* BEGIN MATERIAL SHOWN *

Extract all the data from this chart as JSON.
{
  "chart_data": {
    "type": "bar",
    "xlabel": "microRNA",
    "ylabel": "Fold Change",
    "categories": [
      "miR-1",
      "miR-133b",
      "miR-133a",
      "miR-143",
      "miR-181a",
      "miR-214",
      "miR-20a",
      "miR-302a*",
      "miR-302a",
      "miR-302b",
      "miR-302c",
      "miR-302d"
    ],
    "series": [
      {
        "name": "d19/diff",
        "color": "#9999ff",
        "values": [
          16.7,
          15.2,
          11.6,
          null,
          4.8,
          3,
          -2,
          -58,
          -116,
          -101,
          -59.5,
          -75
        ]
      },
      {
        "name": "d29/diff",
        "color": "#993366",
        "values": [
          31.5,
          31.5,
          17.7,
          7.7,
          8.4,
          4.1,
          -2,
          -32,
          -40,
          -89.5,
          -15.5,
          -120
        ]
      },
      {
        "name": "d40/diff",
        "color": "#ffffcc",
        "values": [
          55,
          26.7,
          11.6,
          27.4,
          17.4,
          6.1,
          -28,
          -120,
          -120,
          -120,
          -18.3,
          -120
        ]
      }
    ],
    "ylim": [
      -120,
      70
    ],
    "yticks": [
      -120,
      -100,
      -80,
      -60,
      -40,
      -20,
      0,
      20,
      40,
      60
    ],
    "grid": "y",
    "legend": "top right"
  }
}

* END MATERIAL SHOWN *

-- EXERCISE PROMPT --
Transcribe the whole listing with nothing added or left out.

-- WORKED ANSWER --
Extract all the data from this chart as JSON.
{
  "chart_data": {
    "type": "bar",
    "xlabel": "microRNA",
    "ylabel": "Fold Change",
    "categories": [
      "miR-1",
      "miR-133b",
      "miR-133a",
      "miR-143",
      "miR-181a",
      "miR-214",
      "miR-20a",
      "miR-302a*",
      "miR-302a",
      "miR-302b",
      "miR-302c",
      "miR-302d"
    ],
    "series": [
      {
        "name": "d19/diff",
        "color": "#9999ff",
        "values": [
          16.7,
          15.2,
          11.6,
          null,
          4.8,
          3,
          -2,
          -58,
          -116,
          -101,
          -59.5,
          -75
        ]
      },
      {
        "name": "d29/diff",
        "color": "#993366",
        "values": [
          31.5,
          31.5,
          17.7,
          7.7,
          8.4,
          4.1,
          -2,
          -32,
          -40,
          -89.5,
          -15.5,
          -120
        ]
      },
      {
        "name": "d40/diff",
        "color": "#ffffcc",
        "values": [
          55,
          26.7,
          11.6,
          27.4,
          17.4,
          6.1,
          -28,
          -120,
          -120,
          -120,
          -18.3,
          -120
        ]
      }
    ],
    "ylim": [
      -120,
      70
    ],
    "yticks": [
      -120,
      -100,
      -80,
      -60,
      -40,
      -20,
      0,
      20,
      40,
      60
    ],
    "grid": "y",
    "legend": "top right"
  }
}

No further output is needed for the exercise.